_Text excerpt:_

>> BEGIN

The gas turbine engine 10 has an air bleed valve 44 which is connected to the engine and opens into the engine 10 at a location between the compressor outlet 30 and turbine inlet 34. The air bleed valve has a butterfly 46 which is pivotally connected to a housing 48 of the valve 44 and moveable between a first position at which at least a portion of the air flow directed from the compressor portion 12 to the combustor 14 is purged and a second position at which the air flow from the compressor portion 12 is directed towards the combustor 14. A control means 50 moves the air bleed valve between the first and second positions by pivotally moving the butterfly 46 between open and closed positions relative to the housing 48. It should be noted that other types of air bleed valves 44 such as gate valves, spool valves and the like would be suitable substitutes and considered with equivalence.

The control means 50 includes either a linear or rotary actuator. The actuators may be electrical or fluid operated motors of any suitable well-known construction. The actuators are connected to the butterfly 46. The control means 50 includes logic means for pivoting the butterfly 46 towards the open or closed positions and thereby varies the amount of air flow purged from the combustor 14. The control means 50 responds to signals from a controller 58 and causes the linear or rotary actuator to move the butterfly 46 towards the open and closed positions based on the signal received. The control means 50 includes either electro-hydraulic valves connected to the actuator or an electric motor control circuit connected to the electric motor. Such control means 50 are well known in the field and will not be elaborated on in any greater detail.

>> END

_Material:_
>> BEGIN

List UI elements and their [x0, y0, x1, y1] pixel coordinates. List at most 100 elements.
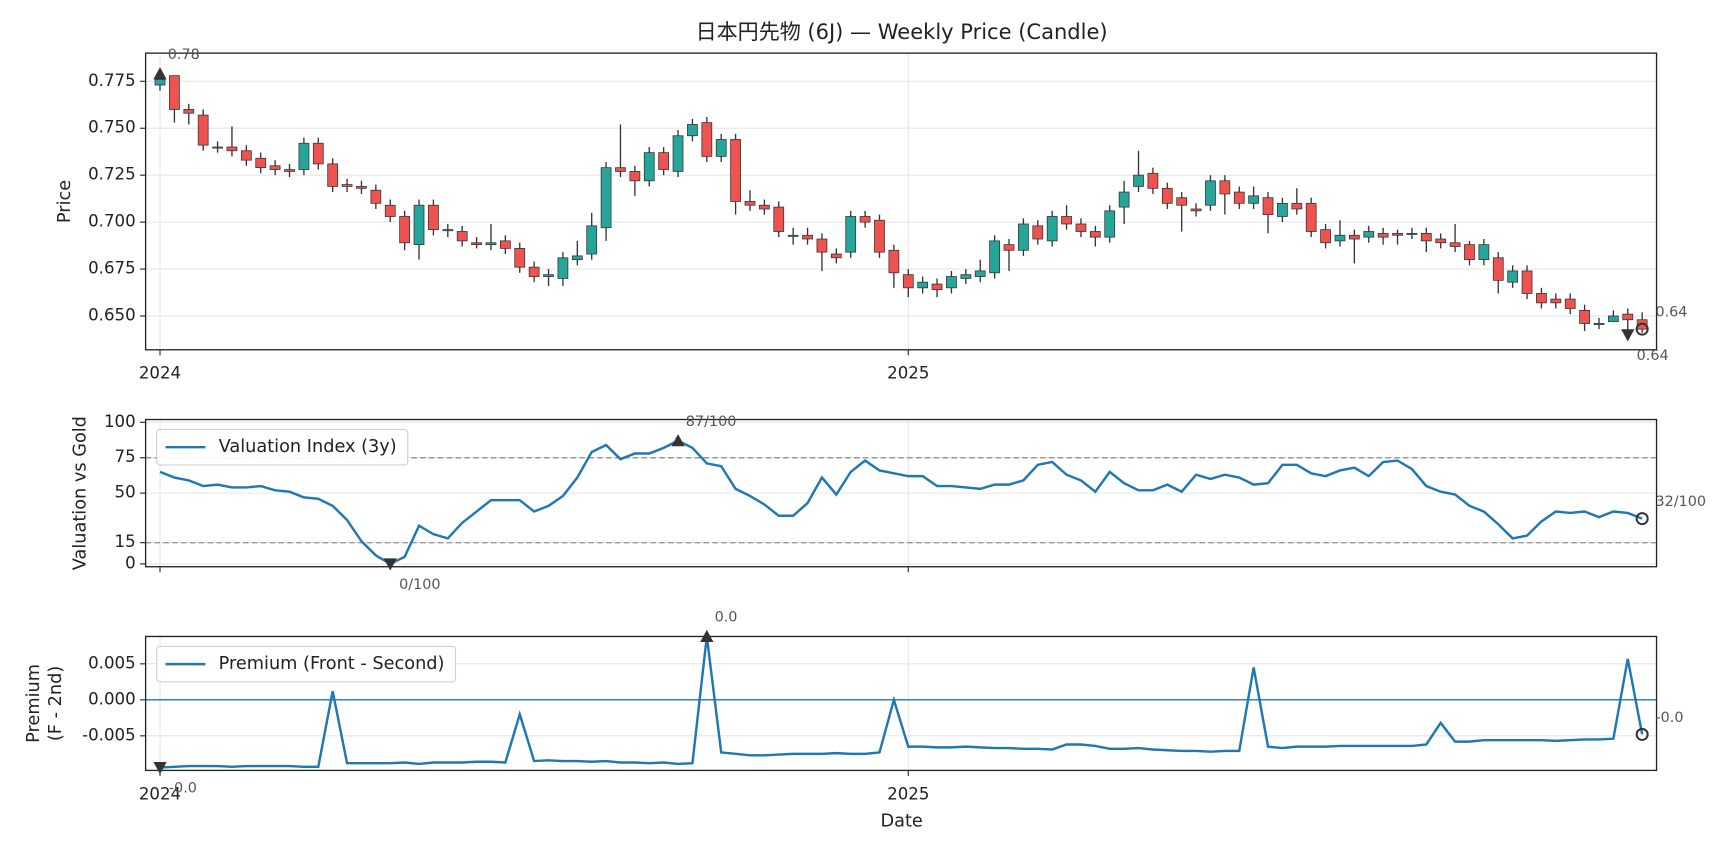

>> END

_Brief 1:_ In the air bleed valve passage, what does the control means respond to when moving the butterfly?
_Brief 2:_ Please carry the air bleed valve passage forward from its final sentence.

_Exercise result 1:_ Signals from a controller 58.

_Exercise result 2:_
In a single shaft engine, the air bleed valve 44 is replaced by a plurality of variable inlet guide vanes 28. A control means 50', very similar in construction to control means 50, varies the pitch of the inlet guide vanes 28. Control of the position of the inlet guide vanes 28 is achieved in a similar manner as that of the air bleed valve 44. Specifically, the control means 50' includes rotary or linear actuators of either the fluid or electrically operated type. The actuators are connected to the inlet guide vanes 28 via any suitable linkage arrangement. The control means 50' controls either the delivery of electrical energy or fluid flow to the actuators and thereby controls pivotal movement of the inlet guide vanes 28. The control means 50' includes logic means for pivoting the guide vanes 28 towards the open or closed positions and thereby varies the amount of air flow entering the compressor portion 12. The control means 50' responds to signals from controller 58. Such control means 50' are well known in the field and will not be elaborated on in any greater detail.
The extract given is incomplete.